----- PROVIDED MATERIAL

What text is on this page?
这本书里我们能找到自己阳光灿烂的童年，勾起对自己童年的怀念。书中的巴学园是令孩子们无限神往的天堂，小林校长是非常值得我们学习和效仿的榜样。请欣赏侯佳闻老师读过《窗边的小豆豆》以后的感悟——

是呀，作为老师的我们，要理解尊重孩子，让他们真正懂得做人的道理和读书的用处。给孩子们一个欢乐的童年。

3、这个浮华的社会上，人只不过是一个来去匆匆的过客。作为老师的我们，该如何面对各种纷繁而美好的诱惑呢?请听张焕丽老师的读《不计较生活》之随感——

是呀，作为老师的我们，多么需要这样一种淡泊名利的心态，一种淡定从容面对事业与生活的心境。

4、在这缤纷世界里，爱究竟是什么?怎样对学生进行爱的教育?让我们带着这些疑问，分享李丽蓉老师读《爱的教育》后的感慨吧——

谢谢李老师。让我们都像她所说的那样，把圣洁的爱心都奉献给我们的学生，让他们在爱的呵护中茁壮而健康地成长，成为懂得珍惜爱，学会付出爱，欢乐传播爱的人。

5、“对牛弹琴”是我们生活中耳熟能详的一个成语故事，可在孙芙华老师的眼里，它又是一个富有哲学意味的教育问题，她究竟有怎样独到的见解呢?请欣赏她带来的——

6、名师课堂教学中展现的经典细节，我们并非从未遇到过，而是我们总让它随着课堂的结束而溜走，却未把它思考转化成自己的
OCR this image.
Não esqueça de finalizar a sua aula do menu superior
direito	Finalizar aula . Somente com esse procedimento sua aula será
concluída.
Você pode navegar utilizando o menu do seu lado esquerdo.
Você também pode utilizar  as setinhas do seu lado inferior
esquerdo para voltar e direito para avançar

----------

EXERCISE INSTRUCTIONS:
Exactly as shown, repeat every record.

CORRECT RESPONSE:
What text is on this page?
这本书里我们能找到自己阳光灿烂的童年，勾起对自己童年的怀念。书中的巴学园是令孩子们无限神往的天堂，小林校长是非常值得我们学习和效仿的榜样。请欣赏侯佳闻老师读过《窗边的小豆豆》以后的感悟——

是呀，作为老师的我们，要理解尊重孩子，让他们真正懂得做人的道理和读书的用处。给孩子们一个欢乐的童年。

3、这个浮华的社会上，人只不过是一个来去匆匆的过客。作为老师的我们，该如何面对各种纷繁而美好的诱惑呢?请听张焕丽老师的读《不计较生活》之随感——

是呀，作为老师的我们，多么需要这样一种淡泊名利的心态，一种淡定从容面对事业与生活的心境。

4、在这缤纷世界里，爱究竟是什么?怎样对学生进行爱的教育?让我们带着这些疑问，分享李丽蓉老师读《爱的教育》后的感慨吧——

谢谢李老师。让我们都像她所说的那样，把圣洁的爱心都奉献给我们的学生，让他们在爱的呵护中茁壮而健康地成长，成为懂得珍惜爱，学会付出爱，欢乐传播爱的人。

5、“对牛弹琴”是我们生活中耳熟能详的一个成语故事，可在孙芙华老师的眼里，它又是一个富有哲学意味的教育问题，她究竟有怎样独到的见解呢?请欣赏她带来的——

6、名师课堂教学中展现的经典细节，我们并非从未遇到过，而是我们总让它随着课堂的结束而溜走，却未把它思考转化成自己的
OCR this image.
Não esqueça de finalizar a sua aula do menu superior
direito	Finalizar aula . Somente com esse procedimento sua aula será
concluída.
Você pode navegar utilizando o menu do seu lado esquerdo.
Você também pode utilizar  as setinhas do seu lado inferior
esquerdo para voltar e direito para avançar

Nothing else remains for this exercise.